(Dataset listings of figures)
+++++
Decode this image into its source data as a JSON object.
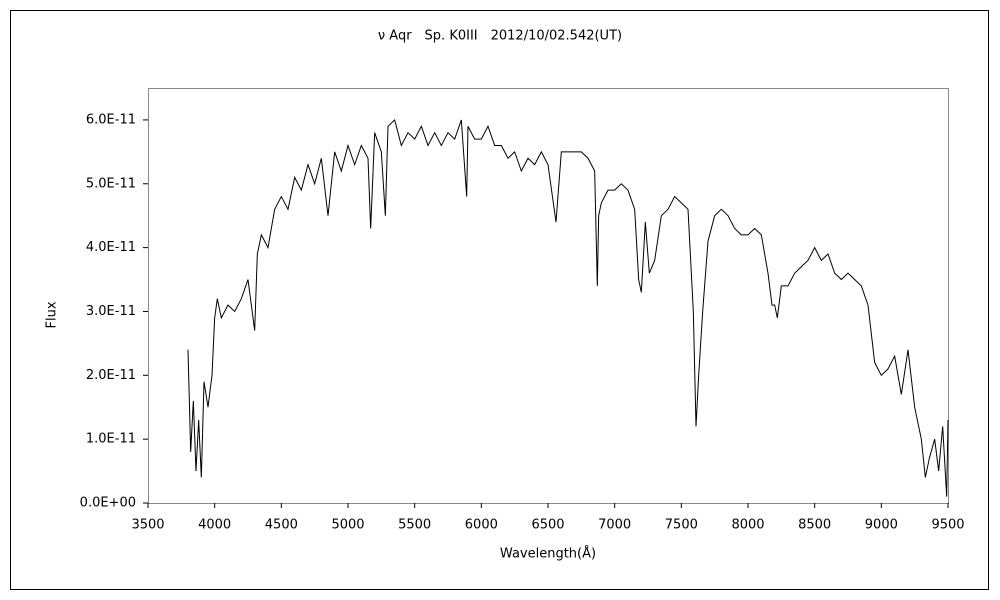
{
  "chart_data": {
    "type": "line",
    "title": "ν Aqr　Sp. K0III　2012/10/02.542(UT)",
    "x_label": "Wavelength(Å)",
    "y_label": "Flux",
    "xlim": [
      3500,
      9500
    ],
    "xticks": [
      3500,
      4000,
      4500,
      5000,
      5500,
      6000,
      6500,
      7000,
      7500,
      8000,
      8500,
      9000,
      9500
    ],
    "ylim": [
      0,
      6.5e-11
    ],
    "yticks": [
      {
        "value": 0,
        "label": "0.0E+00"
      },
      {
        "value": 1e-11,
        "label": "1.0E-11"
      },
      {
        "value": 2e-11,
        "label": "2.0E-11"
      },
      {
        "value": 3e-11,
        "label": "3.0E-11"
      },
      {
        "value": 4e-11,
        "label": "4.0E-11"
      },
      {
        "value": 5e-11,
        "label": "5.0E-11"
      },
      {
        "value": 6e-11,
        "label": "6.0E-11"
      }
    ],
    "grid": false,
    "series": [
      {
        "color": "#000000",
        "x": [
          3800,
          3820,
          3840,
          3860,
          3880,
          3900,
          3920,
          3950,
          3980,
          4000,
          4020,
          4050,
          4100,
          4150,
          4200,
          4250,
          4300,
          4320,
          4350,
          4400,
          4450,
          4500,
          4550,
          4600,
          4650,
          4700,
          4750,
          4800,
          4850,
          4900,
          4950,
          5000,
          5050,
          5100,
          5150,
          5170,
          5200,
          5250,
          5280,
          5300,
          5350,
          5400,
          5450,
          5500,
          5550,
          5600,
          5650,
          5700,
          5750,
          5800,
          5850,
          5890,
          5900,
          5950,
          6000,
          6050,
          6100,
          6150,
          6200,
          6250,
          6300,
          6350,
          6400,
          6450,
          6500,
          6560,
          6600,
          6650,
          6700,
          6750,
          6800,
          6850,
          6870,
          6880,
          6900,
          6950,
          7000,
          7050,
          7100,
          7150,
          7180,
          7200,
          7230,
          7260,
          7300,
          7350,
          7400,
          7450,
          7500,
          7550,
          7590,
          7610,
          7630,
          7660,
          7700,
          7750,
          7800,
          7850,
          7900,
          7950,
          8000,
          8050,
          8100,
          8150,
          8180,
          8200,
          8220,
          8250,
          8300,
          8350,
          8400,
          8450,
          8500,
          8550,
          8600,
          8650,
          8700,
          8750,
          8800,
          8850,
          8900,
          8950,
          9000,
          9050,
          9100,
          9150,
          9200,
          9250,
          9300,
          9330,
          9360,
          9400,
          9430,
          9460,
          9490,
          9500
        ],
        "values": [
          2.4e-11,
          8e-12,
          1.6e-11,
          5e-12,
          1.3e-11,
          4e-12,
          1.9e-11,
          1.5e-11,
          2e-11,
          2.9e-11,
          3.2e-11,
          2.9e-11,
          3.1e-11,
          3e-11,
          3.2e-11,
          3.5e-11,
          2.7e-11,
          3.9e-11,
          4.2e-11,
          4e-11,
          4.6e-11,
          4.8e-11,
          4.6e-11,
          5.1e-11,
          4.9e-11,
          5.3e-11,
          5e-11,
          5.4e-11,
          4.5e-11,
          5.5e-11,
          5.2e-11,
          5.6e-11,
          5.3e-11,
          5.6e-11,
          5.4e-11,
          4.3e-11,
          5.8e-11,
          5.5e-11,
          4.5e-11,
          5.9e-11,
          6e-11,
          5.6e-11,
          5.8e-11,
          5.7e-11,
          5.9e-11,
          5.6e-11,
          5.8e-11,
          5.6e-11,
          5.8e-11,
          5.7e-11,
          6e-11,
          4.8e-11,
          5.9e-11,
          5.7e-11,
          5.7e-11,
          5.9e-11,
          5.6e-11,
          5.6e-11,
          5.4e-11,
          5.5e-11,
          5.2e-11,
          5.4e-11,
          5.3e-11,
          5.5e-11,
          5.3e-11,
          4.4e-11,
          5.5e-11,
          5.5e-11,
          5.5e-11,
          5.5e-11,
          5.4e-11,
          5.2e-11,
          3.4e-11,
          4.5e-11,
          4.7e-11,
          4.9e-11,
          4.9e-11,
          5e-11,
          4.9e-11,
          4.6e-11,
          3.5e-11,
          3.3e-11,
          4.4e-11,
          3.6e-11,
          3.8e-11,
          4.5e-11,
          4.6e-11,
          4.8e-11,
          4.7e-11,
          4.6e-11,
          3e-11,
          1.2e-11,
          2e-11,
          3e-11,
          4.1e-11,
          4.5e-11,
          4.6e-11,
          4.5e-11,
          4.3e-11,
          4.2e-11,
          4.2e-11,
          4.3e-11,
          4.2e-11,
          3.6e-11,
          3.1e-11,
          3.1e-11,
          2.9e-11,
          3.4e-11,
          3.4e-11,
          3.6e-11,
          3.7e-11,
          3.8e-11,
          4e-11,
          3.8e-11,
          3.9e-11,
          3.6e-11,
          3.5e-11,
          3.6e-11,
          3.5e-11,
          3.4e-11,
          3.1e-11,
          2.2e-11,
          2e-11,
          2.1e-11,
          2.3e-11,
          1.7e-11,
          2.4e-11,
          1.5e-11,
          1e-11,
          4e-12,
          7e-12,
          1e-11,
          5e-12,
          1.2e-11,
          1e-12,
          1.3e-11
        ]
      }
    ]
  }
}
+++++
[Exercise instructions]: Copy every record above exactly, leaving out the pictures.

[Final result]:
Decode this image into its source data as a JSON object.
{
  "chart_data": {
    "type": "line",
    "title": "ν Aqr　Sp. K0III　2012/10/02.542(UT)",
    "x_label": "Wavelength(Å)",
    "y_label": "Flux",
    "xlim": [
      3500,
      9500
    ],
    "xticks": [
      3500,
      4000,
      4500,
      5000,
      5500,
      6000,
      6500,
      7000,
      7500,
      8000,
      8500,
      9000,
      9500
    ],
    "ylim": [
      0,
      6.5e-11
    ],
    "yticks": [
      {
        "value": 0,
        "label": "0.0E+00"
      },
      {
        "value": 1e-11,
        "label": "1.0E-11"
      },
      {
        "value": 2e-11,
        "label": "2.0E-11"
      },
      {
        "value": 3e-11,
        "label": "3.0E-11"
      },
      {
        "value": 4e-11,
        "label": "4.0E-11"
      },
      {
        "value": 5e-11,
        "label": "5.0E-11"
      },
      {
        "value": 6e-11,
        "label": "6.0E-11"
      }
    ],
    "grid": false,
    "series": [
      {
        "color": "#000000",
        "x": [
          3800,
          3820,
          3840,
          3860,
          3880,
          3900,
          3920,
          3950,
          3980,
          4000,
          4020,
          4050,
          4100,
          4150,
          4200,
          4250,
          4300,
          4320,
          4350,
          4400,
          4450,
          4500,
          4550,
          4600,
          4650,
          4700,
          4750,
          4800,
          4850,
          4900,
          4950,
          5000,
          5050,
          5100,
          5150,
          5170,
          5200,
          5250,
          5280,
          5300,
          5350,
          5400,
          5450,
          5500,
          5550,
          5600,
          5650,
          5700,
          5750,
          5800,
          5850,
          5890,
          5900,
          5950,
          6000,
          6050,
          6100,
          6150,
          6200,
          6250,
          6300,
          6350,
          6400,
          6450,
          6500,
          6560,
          6600,
          6650,
          6700,
          6750,
          6800,
          6850,
          6870,
          6880,
          6900,
          6950,
          7000,
          7050,
          7100,
          7150,
          7180,
          7200,
          7230,
          7260,
          7300,
          7350,
          7400,
          7450,
          7500,
          7550,
          7590,
          7610,
          7630,
          7660,
          7700,
          7750,
          7800,
          7850,
          7900,
          7950,
          8000,
          8050,
          8100,
          8150,
          8180,
          8200,
          8220,
          8250,
          8300,
          8350,
          8400,
          8450,
          8500,
          8550,
          8600,
          8650,
          8700,
          8750,
          8800,
          8850,
          8900,
          8950,
          9000,
          9050,
          9100,
          9150,
          9200,
          9250,
          9300,
          9330,
          9360,
          9400,
          9430,
          9460,
          9490,
          9500
        ],
        "values": [
          2.4e-11,
          8e-12,
          1.6e-11,
          5e-12,
          1.3e-11,
          4e-12,
          1.9e-11,
          1.5e-11,
          2e-11,
          2.9e-11,
          3.2e-11,
          2.9e-11,
          3.1e-11,
          3e-11,
          3.2e-11,
          3.5e-11,
          2.7e-11,
          3.9e-11,
          4.2e-11,
          4e-11,
          4.6e-11,
          4.8e-11,
          4.6e-11,
          5.1e-11,
          4.9e-11,
          5.3e-11,
          5e-11,
          5.4e-11,
          4.5e-11,
          5.5e-11,
          5.2e-11,
          5.6e-11,
          5.3e-11,
          5.6e-11,
          5.4e-11,
          4.3e-11,
          5.8e-11,
          5.5e-11,
          4.5e-11,
          5.9e-11,
          6e-11,
          5.6e-11,
          5.8e-11,
          5.7e-11,
          5.9e-11,
          5.6e-11,
          5.8e-11,
          5.6e-11,
          5.8e-11,
          5.7e-11,
          6e-11,
          4.8e-11,
          5.9e-11,
          5.7e-11,
          5.7e-11,
          5.9e-11,
          5.6e-11,
          5.6e-11,
          5.4e-11,
          5.5e-11,
          5.2e-11,
          5.4e-11,
          5.3e-11,
          5.5e-11,
          5.3e-11,
          4.4e-11,
          5.5e-11,
          5.5e-11,
          5.5e-11,
          5.5e-11,
          5.4e-11,
          5.2e-11,
          3.4e-11,
          4.5e-11,
          4.7e-11,
          4.9e-11,
          4.9e-11,
          5e-11,
          4.9e-11,
          4.6e-11,
          3.5e-11,
          3.3e-11,
          4.4e-11,
          3.6e-11,
          3.8e-11,
          4.5e-11,
          4.6e-11,
          4.8e-11,
          4.7e-11,
          4.6e-11,
          3e-11,
          1.2e-11,
          2e-11,
          3e-11,
          4.1e-11,
          4.5e-11,
          4.6e-11,
          4.5e-11,
          4.3e-11,
          4.2e-11,
          4.2e-11,
          4.3e-11,
          4.2e-11,
          3.6e-11,
          3.1e-11,
          3.1e-11,
          2.9e-11,
          3.4e-11,
          3.4e-11,
          3.6e-11,
          3.7e-11,
          3.8e-11,
          4e-11,
          3.8e-11,
          3.9e-11,
          3.6e-11,
          3.5e-11,
          3.6e-11,
          3.5e-11,
          3.4e-11,
          3.1e-11,
          2.2e-11,
          2e-11,
          2.1e-11,
          2.3e-11,
          1.7e-11,
          2.4e-11,
          1.5e-11,
          1e-11,
          4e-12,
          7e-12,
          1e-11,
          5e-12,
          1.2e-11,
          1e-12,
          1.3e-11
        ]
      }
    ]
  }
}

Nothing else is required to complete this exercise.